(Data listing)
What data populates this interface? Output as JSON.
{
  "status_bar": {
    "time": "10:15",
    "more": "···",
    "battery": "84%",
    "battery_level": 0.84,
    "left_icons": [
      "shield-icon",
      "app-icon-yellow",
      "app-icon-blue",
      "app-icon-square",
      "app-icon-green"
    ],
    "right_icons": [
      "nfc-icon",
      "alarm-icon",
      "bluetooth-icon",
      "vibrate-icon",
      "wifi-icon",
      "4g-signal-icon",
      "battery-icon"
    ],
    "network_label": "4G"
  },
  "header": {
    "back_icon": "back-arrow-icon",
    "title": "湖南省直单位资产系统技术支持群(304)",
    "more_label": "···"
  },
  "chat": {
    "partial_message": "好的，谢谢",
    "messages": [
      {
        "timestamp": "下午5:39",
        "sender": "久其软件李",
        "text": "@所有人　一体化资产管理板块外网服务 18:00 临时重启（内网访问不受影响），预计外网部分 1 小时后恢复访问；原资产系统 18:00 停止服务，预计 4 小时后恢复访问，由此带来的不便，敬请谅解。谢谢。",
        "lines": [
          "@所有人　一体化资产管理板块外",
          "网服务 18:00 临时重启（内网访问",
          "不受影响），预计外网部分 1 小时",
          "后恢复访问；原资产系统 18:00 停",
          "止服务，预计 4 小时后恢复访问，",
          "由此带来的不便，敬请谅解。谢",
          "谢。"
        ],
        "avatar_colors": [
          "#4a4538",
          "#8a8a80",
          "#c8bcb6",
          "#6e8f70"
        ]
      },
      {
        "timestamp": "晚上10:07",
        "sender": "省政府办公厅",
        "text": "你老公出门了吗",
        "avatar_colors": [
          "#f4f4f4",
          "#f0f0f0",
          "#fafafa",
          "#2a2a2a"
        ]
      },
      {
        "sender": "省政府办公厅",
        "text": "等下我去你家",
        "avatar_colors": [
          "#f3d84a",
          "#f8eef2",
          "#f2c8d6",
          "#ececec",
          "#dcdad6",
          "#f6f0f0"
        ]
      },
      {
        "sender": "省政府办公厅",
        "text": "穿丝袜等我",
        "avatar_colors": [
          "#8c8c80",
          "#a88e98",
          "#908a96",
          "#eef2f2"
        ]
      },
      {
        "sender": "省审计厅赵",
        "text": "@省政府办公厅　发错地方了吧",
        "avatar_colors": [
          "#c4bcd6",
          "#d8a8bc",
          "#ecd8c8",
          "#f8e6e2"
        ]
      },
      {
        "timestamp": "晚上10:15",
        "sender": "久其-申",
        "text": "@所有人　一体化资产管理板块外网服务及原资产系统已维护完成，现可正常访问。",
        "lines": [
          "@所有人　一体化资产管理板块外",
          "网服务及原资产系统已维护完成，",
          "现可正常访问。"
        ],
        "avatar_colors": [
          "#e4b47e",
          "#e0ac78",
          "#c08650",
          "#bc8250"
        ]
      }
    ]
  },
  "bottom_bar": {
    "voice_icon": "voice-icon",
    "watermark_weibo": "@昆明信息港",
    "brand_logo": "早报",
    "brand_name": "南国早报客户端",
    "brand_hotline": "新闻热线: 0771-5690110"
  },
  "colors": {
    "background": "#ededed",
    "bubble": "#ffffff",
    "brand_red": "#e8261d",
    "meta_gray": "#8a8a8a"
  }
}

● EXERCISE INSTRUCTIONS
Please set down all the data word for word.

● THE RESULT
What data populates this interface? Output as JSON.
{
  "status_bar": {
    "time": "10:15",
    "more": "···",
    "battery": "84%",
    "battery_level": 0.84,
    "left_icons": [
      "shield-icon",
      "app-icon-yellow",
      "app-icon-blue",
      "app-icon-square",
      "app-icon-green"
    ],
    "right_icons": [
      "nfc-icon",
      "alarm-icon",
      "bluetooth-icon",
      "vibrate-icon",
      "wifi-icon",
      "4g-signal-icon",
      "battery-icon"
    ],
    "network_label": "4G"
  },
  "header": {
    "back_icon": "back-arrow-icon",
    "title": "湖南省直单位资产系统技术支持群(304)",
    "more_label": "···"
  },
  "chat": {
    "partial_message": "好的，谢谢",
    "messages": [
      {
        "timestamp": "下午5:39",
        "sender": "久其软件李",
        "text": "@所有人　一体化资产管理板块外网服务 18:00 临时重启（内网访问不受影响），预计外网部分 1 小时后恢复访问；原资产系统 18:00 停止服务，预计 4 小时后恢复访问，由此带来的不便，敬请谅解。谢谢。",
        "lines": [
          "@所有人　一体化资产管理板块外",
          "网服务 18:00 临时重启（内网访问",
          "不受影响），预计外网部分 1 小时",
          "后恢复访问；原资产系统 18:00 停",
          "止服务，预计 4 小时后恢复访问，",
          "由此带来的不便，敬请谅解。谢",
          "谢。"
        ],
        "avatar_colors": [
          "#4a4538",
          "#8a8a80",
          "#c8bcb6",
          "#6e8f70"
        ]
      },
      {
        "timestamp": "晚上10:07",
        "sender": "省政府办公厅",
        "text": "你老公出门了吗",
        "avatar_colors": [
          "#f4f4f4",
          "#f0f0f0",
          "#fafafa",
          "#2a2a2a"
        ]
      },
      {
        "sender": "省政府办公厅",
        "text": "等下我去你家",
        "avatar_colors": [
          "#f3d84a",
          "#f8eef2",
          "#f2c8d6",
          "#ececec",
          "#dcdad6",
          "#f6f0f0"
        ]
      },
      {
        "sender": "省政府办公厅",
        "text": "穿丝袜等我",
        "avatar_colors": [
          "#8c8c80",
          "#a88e98",
          "#908a96",
          "#eef2f2"
        ]
      },
      {
        "sender": "省审计厅赵",
        "text": "@省政府办公厅　发错地方了吧",
        "avatar_colors": [
          "#c4bcd6",
          "#d8a8bc",
          "#ecd8c8",
          "#f8e6e2"
        ]
      },
      {
        "timestamp": "晚上10:15",
        "sender": "久其-申",
        "text": "@所有人　一体化资产管理板块外网服务及原资产系统已维护完成，现可正常访问。",
        "lines": [
          "@所有人　一体化资产管理板块外",
          "网服务及原资产系统已维护完成，",
          "现可正常访问。"
        ],
        "avatar_colors": [
          "#e4b47e",
          "#e0ac78",
          "#c08650",
          "#bc8250"
        ]
      }
    ]
  },
  "bottom_bar": {
    "voice_icon": "voice-icon",
    "watermark_weibo": "@昆明信息港",
    "brand_logo": "早报",
    "brand_name": "南国早报客户端",
    "brand_hotline": "新闻热线: 0771-5690110"
  },
  "colors": {
    "background": "#ededed",
    "bubble": "#ffffff",
    "brand_red": "#e8261d",
    "meta_gray": "#8a8a8a"
  }
}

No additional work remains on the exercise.